• **Requirement**:
The records below should be written out again, exactly.

• **Supplied material**:
-=-=-=-=-
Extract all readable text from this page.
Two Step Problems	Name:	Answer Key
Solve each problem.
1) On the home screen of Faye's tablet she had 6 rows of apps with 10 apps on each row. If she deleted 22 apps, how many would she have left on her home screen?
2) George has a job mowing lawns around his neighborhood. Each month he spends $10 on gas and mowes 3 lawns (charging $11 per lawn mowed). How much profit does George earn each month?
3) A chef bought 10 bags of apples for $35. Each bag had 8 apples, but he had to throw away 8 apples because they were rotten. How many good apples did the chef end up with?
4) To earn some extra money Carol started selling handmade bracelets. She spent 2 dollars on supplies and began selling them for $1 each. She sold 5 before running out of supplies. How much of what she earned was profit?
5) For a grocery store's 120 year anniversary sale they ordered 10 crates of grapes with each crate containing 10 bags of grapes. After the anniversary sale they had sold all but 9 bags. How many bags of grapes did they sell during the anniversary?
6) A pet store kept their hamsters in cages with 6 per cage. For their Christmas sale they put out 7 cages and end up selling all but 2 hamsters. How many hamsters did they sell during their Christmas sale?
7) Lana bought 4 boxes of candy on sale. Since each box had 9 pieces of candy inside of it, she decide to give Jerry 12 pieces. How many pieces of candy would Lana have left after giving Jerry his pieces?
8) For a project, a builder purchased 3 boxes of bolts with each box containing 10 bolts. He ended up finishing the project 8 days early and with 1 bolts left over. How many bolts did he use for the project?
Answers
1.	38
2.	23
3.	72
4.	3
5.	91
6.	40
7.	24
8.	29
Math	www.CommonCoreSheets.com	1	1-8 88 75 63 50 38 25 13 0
-=-=-=-=-
• **Problem solution**:
Extract all readable text from this page.
Two Step Problems	Name:	Answer Key
Solve each problem.
1) On the home screen of Faye's tablet she had 6 rows of apps with 10 apps on each row. If she deleted 22 apps, how many would she have left on her home screen?
2) George has a job mowing lawns around his neighborhood. Each month he spends $10 on gas and mowes 3 lawns (charging $11 per lawn mowed). How much profit does George earn each month?
3) A chef bought 10 bags of apples for $35. Each bag had 8 apples, but he had to throw away 8 apples because they were rotten. How many good apples did the chef end up with?
4) To earn some extra money Carol started selling handmade bracelets. She spent 2 dollars on supplies and began selling them for $1 each. She sold 5 before running out of supplies. How much of what she earned was profit?
5) For a grocery store's 120 year anniversary sale they ordered 10 crates of grapes with each crate containing 10 bags of grapes. After the anniversary sale they had sold all but 9 bags. How many bags of grapes did they sell during the anniversary?
6) A pet store kept their hamsters in cages with 6 per cage. For their Christmas sale they put out 7 cages and end up selling all but 2 hamsters. How many hamsters did they sell during their Christmas sale?
7) Lana bought 4 boxes of candy on sale. Since each box had 9 pieces of candy inside of it, she decide to give Jerry 12 pieces. How many pieces of candy would Lana have left after giving Jerry his pieces?
8) For a project, a builder purchased 3 boxes of bolts with each box containing 10 bolts. He ended up finishing the project 8 days early and with 1 bolts left over. How many bolts did he use for the project?
Answers
1.	38
2.	23
3.	72
4.	3
5.	91
6.	40
7.	24
8.	29
Math	www.CommonCoreSheets.com	1	1-8 88 75 63 50 38 25 13 0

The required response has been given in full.